WHAT TO PRODUCE -
Your task is to transcribe the records exactly, skipping every image.

THE RECORDS -
+ + + + + + +

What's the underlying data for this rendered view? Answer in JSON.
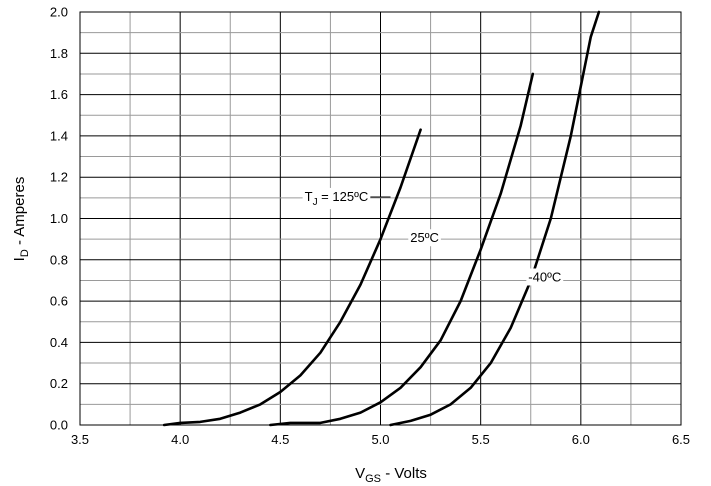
{
  "chart_data": {
    "type": "line",
    "title": "",
    "xlabel": {
      "main": "V",
      "sub": "GS",
      "rest": " - Volts"
    },
    "ylabel": {
      "main": "I",
      "sub": "D",
      "rest": " - Amperes"
    },
    "xlim": [
      3.5,
      6.5
    ],
    "ylim": [
      0.0,
      2.0
    ],
    "grid": true,
    "x_ticks": [
      {
        "value": 3.5,
        "label": "3.5"
      },
      {
        "value": 4.0,
        "label": "4.0"
      },
      {
        "value": 4.5,
        "label": "4.5"
      },
      {
        "value": 5.0,
        "label": "5.0"
      },
      {
        "value": 5.5,
        "label": "5.5"
      },
      {
        "value": 6.0,
        "label": "6.0"
      },
      {
        "value": 6.5,
        "label": "6.5"
      }
    ],
    "y_ticks": [
      {
        "value": 0.0,
        "label": "0.0"
      },
      {
        "value": 0.2,
        "label": "0.2"
      },
      {
        "value": 0.4,
        "label": "0.4"
      },
      {
        "value": 0.6,
        "label": "0.6"
      },
      {
        "value": 0.8,
        "label": "0.8"
      },
      {
        "value": 1.0,
        "label": "1.0"
      },
      {
        "value": 1.2,
        "label": "1.2"
      },
      {
        "value": 1.4,
        "label": "1.4"
      },
      {
        "value": 1.6,
        "label": "1.6"
      },
      {
        "value": 1.8,
        "label": "1.8"
      },
      {
        "value": 2.0,
        "label": "2.0"
      }
    ],
    "minor_grid_x": [
      3.75,
      4.25,
      4.75,
      5.25,
      5.75,
      6.25
    ],
    "minor_grid_y": [
      0.1,
      0.3,
      0.5,
      0.7,
      0.9,
      1.1,
      1.3,
      1.5,
      1.7,
      1.9
    ],
    "series": [
      {
        "x": [
          3.92,
          4.0,
          4.1,
          4.2,
          4.3,
          4.4,
          4.5,
          4.6,
          4.7,
          4.8,
          4.9,
          5.0,
          5.1,
          5.2
        ],
        "y": [
          0.0,
          0.01,
          0.015,
          0.03,
          0.06,
          0.1,
          0.16,
          0.24,
          0.35,
          0.5,
          0.68,
          0.9,
          1.15,
          1.43
        ]
      },
      {
        "x": [
          4.45,
          4.55,
          4.7,
          4.8,
          4.9,
          5.0,
          5.1,
          5.2,
          5.3,
          5.4,
          5.5,
          5.6,
          5.7,
          5.76
        ],
        "y": [
          0.0,
          0.01,
          0.01,
          0.03,
          0.06,
          0.11,
          0.18,
          0.28,
          0.41,
          0.6,
          0.85,
          1.12,
          1.45,
          1.7
        ]
      },
      {
        "x": [
          5.05,
          5.15,
          5.25,
          5.35,
          5.45,
          5.55,
          5.65,
          5.75,
          5.85,
          5.95,
          6.05,
          6.09
        ],
        "y": [
          0.0,
          0.02,
          0.05,
          0.1,
          0.18,
          0.3,
          0.47,
          0.7,
          1.0,
          1.4,
          1.88,
          2.0
        ]
      }
    ],
    "annotations": [
      {
        "label_main": "T",
        "label_sub": "J",
        "label_rest": " = 125ºC",
        "x": 4.78,
        "y": 1.085,
        "line_to_x": 5.05
      },
      {
        "label_main": "25ºC",
        "label_sub": "",
        "label_rest": "",
        "x": 5.22,
        "y": 0.885,
        "line_to_x": null
      },
      {
        "label_main": "-40ºC",
        "label_sub": "",
        "label_rest": "",
        "x": 5.82,
        "y": 0.695,
        "line_to_x": null
      }
    ]
  }
}
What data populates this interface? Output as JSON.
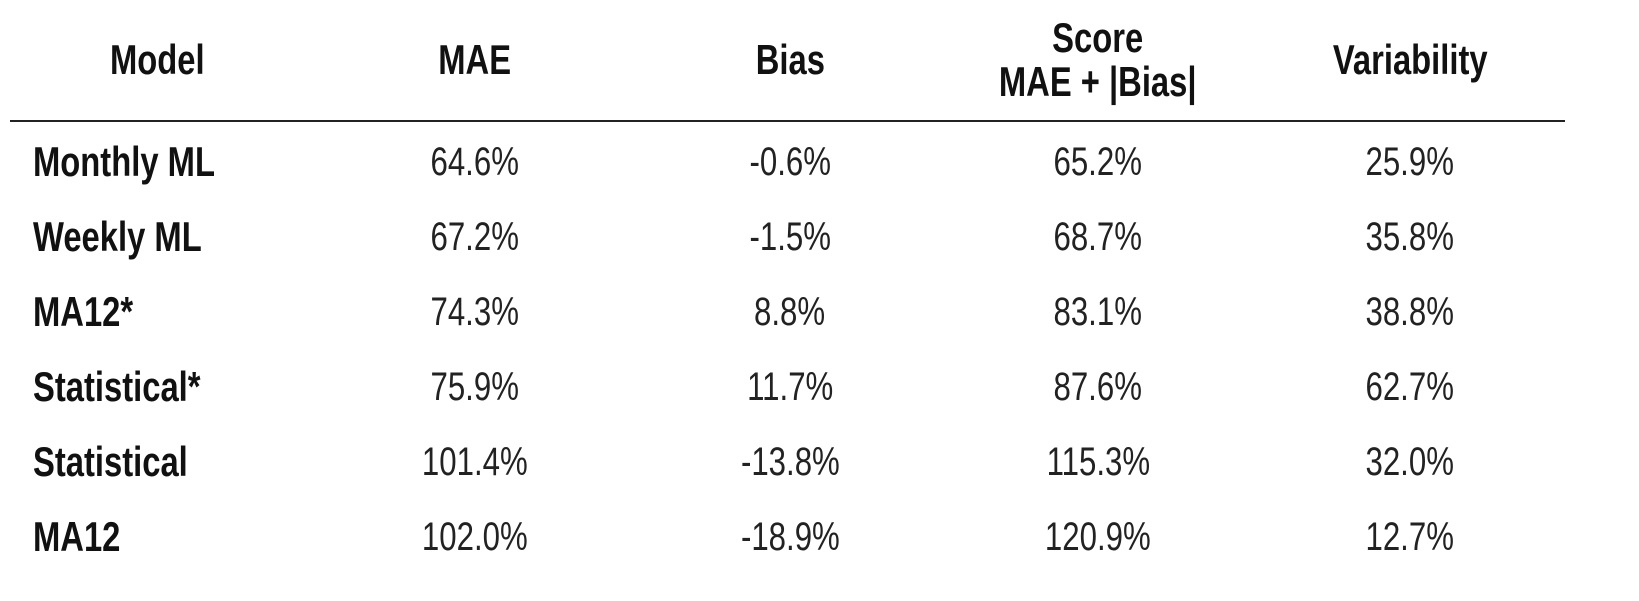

+ + + + + + +

ANSWER TO THE PROBLEM -
What's the underlying data for this rendered view? Answer in JSON.
{
  "chart_data": {
    "type": "line",
    "title": "",
    "xlabel": {
      "main": "V",
      "sub": "GS",
      "rest": " - Volts"
    },
    "ylabel": {
      "main": "I",
      "sub": "D",
      "rest": " - Amperes"
    },
    "xlim": [
      3.5,
      6.5
    ],
    "ylim": [
      0.0,
      2.0
    ],
    "grid": true,
    "x_ticks": [
      {
        "value": 3.5,
        "label": "3.5"
      },
      {
        "value": 4.0,
        "label": "4.0"
      },
      {
        "value": 4.5,
        "label": "4.5"
      },
      {
        "value": 5.0,
        "label": "5.0"
      },
      {
        "value": 5.5,
        "label": "5.5"
      },
      {
        "value": 6.0,
        "label": "6.0"
      },
      {
        "value": 6.5,
        "label": "6.5"
      }
    ],
    "y_ticks": [
      {
        "value": 0.0,
        "label": "0.0"
      },
      {
        "value": 0.2,
        "label": "0.2"
      },
      {
        "value": 0.4,
        "label": "0.4"
      },
      {
        "value": 0.6,
        "label": "0.6"
      },
      {
        "value": 0.8,
        "label": "0.8"
      },
      {
        "value": 1.0,
        "label": "1.0"
      },
      {
        "value": 1.2,
        "label": "1.2"
      },
      {
        "value": 1.4,
        "label": "1.4"
      },
      {
        "value": 1.6,
        "label": "1.6"
      },
      {
        "value": 1.8,
        "label": "1.8"
      },
      {
        "value": 2.0,
        "label": "2.0"
      }
    ],
    "minor_grid_x": [
      3.75,
      4.25,
      4.75,
      5.25,
      5.75,
      6.25
    ],
    "minor_grid_y": [
      0.1,
      0.3,
      0.5,
      0.7,
      0.9,
      1.1,
      1.3,
      1.5,
      1.7,
      1.9
    ],
    "series": [
      {
        "x": [
          3.92,
          4.0,
          4.1,
          4.2,
          4.3,
          4.4,
          4.5,
          4.6,
          4.7,
          4.8,
          4.9,
          5.0,
          5.1,
          5.2
        ],
        "y": [
          0.0,
          0.01,
          0.015,
          0.03,
          0.06,
          0.1,
          0.16,
          0.24,
          0.35,
          0.5,
          0.68,
          0.9,
          1.15,
          1.43
        ]
      },
      {
        "x": [
          4.45,
          4.55,
          4.7,
          4.8,
          4.9,
          5.0,
          5.1,
          5.2,
          5.3,
          5.4,
          5.5,
          5.6,
          5.7,
          5.76
        ],
        "y": [
          0.0,
          0.01,
          0.01,
          0.03,
          0.06,
          0.11,
          0.18,
          0.28,
          0.41,
          0.6,
          0.85,
          1.12,
          1.45,
          1.7
        ]
      },
      {
        "x": [
          5.05,
          5.15,
          5.25,
          5.35,
          5.45,
          5.55,
          5.65,
          5.75,
          5.85,
          5.95,
          6.05,
          6.09
        ],
        "y": [
          0.0,
          0.02,
          0.05,
          0.1,
          0.18,
          0.3,
          0.47,
          0.7,
          1.0,
          1.4,
          1.88,
          2.0
        ]
      }
    ],
    "annotations": [
      {
        "label_main": "T",
        "label_sub": "J",
        "label_rest": " = 125ºC",
        "x": 4.78,
        "y": 1.085,
        "line_to_x": 5.05
      },
      {
        "label_main": "25ºC",
        "label_sub": "",
        "label_rest": "",
        "x": 5.22,
        "y": 0.885,
        "line_to_x": null
      },
      {
        "label_main": "-40ºC",
        "label_sub": "",
        "label_rest": "",
        "x": 5.82,
        "y": 0.695,
        "line_to_x": null
      }
    ]
  }
}
What data populates this interface? Output as JSON.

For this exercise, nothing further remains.